◆ **Given task**
Repeat all of the data precisely.

[Extracted data entries]
+++++

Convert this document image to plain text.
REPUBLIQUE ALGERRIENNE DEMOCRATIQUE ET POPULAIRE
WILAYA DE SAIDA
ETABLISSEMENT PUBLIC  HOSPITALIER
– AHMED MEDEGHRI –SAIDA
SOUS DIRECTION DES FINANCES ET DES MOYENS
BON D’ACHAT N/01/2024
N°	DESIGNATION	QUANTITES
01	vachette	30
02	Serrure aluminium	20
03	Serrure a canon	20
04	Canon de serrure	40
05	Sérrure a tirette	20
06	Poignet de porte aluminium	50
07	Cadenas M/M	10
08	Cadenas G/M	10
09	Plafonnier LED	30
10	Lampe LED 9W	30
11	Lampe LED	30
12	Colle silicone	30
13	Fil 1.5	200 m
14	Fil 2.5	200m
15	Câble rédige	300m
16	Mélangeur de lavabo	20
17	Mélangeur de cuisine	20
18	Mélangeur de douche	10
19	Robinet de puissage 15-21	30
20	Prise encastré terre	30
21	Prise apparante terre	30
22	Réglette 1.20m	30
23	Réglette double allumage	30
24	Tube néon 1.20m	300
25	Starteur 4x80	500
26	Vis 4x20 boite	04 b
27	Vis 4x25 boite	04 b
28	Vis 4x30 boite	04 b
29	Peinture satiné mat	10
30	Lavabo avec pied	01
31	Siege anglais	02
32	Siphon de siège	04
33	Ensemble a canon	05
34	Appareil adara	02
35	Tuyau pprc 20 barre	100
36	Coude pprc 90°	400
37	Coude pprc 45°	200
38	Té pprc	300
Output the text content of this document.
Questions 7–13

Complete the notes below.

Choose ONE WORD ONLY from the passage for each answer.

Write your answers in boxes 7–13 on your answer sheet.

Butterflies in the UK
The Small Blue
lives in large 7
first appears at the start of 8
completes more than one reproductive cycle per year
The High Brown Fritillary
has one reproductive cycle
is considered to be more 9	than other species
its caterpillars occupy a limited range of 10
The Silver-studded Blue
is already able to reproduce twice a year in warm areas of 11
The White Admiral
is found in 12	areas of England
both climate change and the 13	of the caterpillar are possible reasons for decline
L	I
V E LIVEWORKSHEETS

+++++

◆ **Full response**
Convert this document image to plain text.
REPUBLIQUE ALGERRIENNE DEMOCRATIQUE ET POPULAIRE
WILAYA DE SAIDA
ETABLISSEMENT PUBLIC  HOSPITALIER
– AHMED MEDEGHRI –SAIDA
SOUS DIRECTION DES FINANCES ET DES MOYENS
BON D’ACHAT N/01/2024
N°	DESIGNATION	QUANTITES
01	vachette	30
02	Serrure aluminium	20
03	Serrure a canon	20
04	Canon de serrure	40
05	Sérrure a tirette	20
06	Poignet de porte aluminium	50
07	Cadenas M/M	10
08	Cadenas G/M	10
09	Plafonnier LED	30
10	Lampe LED 9W	30
11	Lampe LED	30
12	Colle silicone	30
13	Fil 1.5	200 m
14	Fil 2.5	200m
15	Câble rédige	300m
16	Mélangeur de lavabo	20
17	Mélangeur de cuisine	20
18	Mélangeur de douche	10
19	Robinet de puissage 15-21	30
20	Prise encastré terre	30
21	Prise apparante terre	30
22	Réglette 1.20m	30
23	Réglette double allumage	30
24	Tube néon 1.20m	300
25	Starteur 4x80	500
26	Vis 4x20 boite	04 b
27	Vis 4x25 boite	04 b
28	Vis 4x30 boite	04 b
29	Peinture satiné mat	10
30	Lavabo avec pied	01
31	Siege anglais	02
32	Siphon de siège	04
33	Ensemble a canon	05
34	Appareil adara	02
35	Tuyau pprc 20 barre	100
36	Coude pprc 90°	400
37	Coude pprc 45°	200
38	Té pprc	300
Output the text content of this document.
Questions 7–13

Complete the notes below.

Choose ONE WORD ONLY from the passage for each answer.

Write your answers in boxes 7–13 on your answer sheet.

Butterflies in the UK
The Small Blue
lives in large 7
first appears at the start of 8
completes more than one reproductive cycle per year
The High Brown Fritillary
has one reproductive cycle
is considered to be more 9	than other species
its caterpillars occupy a limited range of 10
The Silver-studded Blue
is already able to reproduce twice a year in warm areas of 11
The White Admiral
is found in 12	areas of England
both climate change and the 13	of the caterpillar are possible reasons for decline
L	I
V E LIVEWORKSHEETS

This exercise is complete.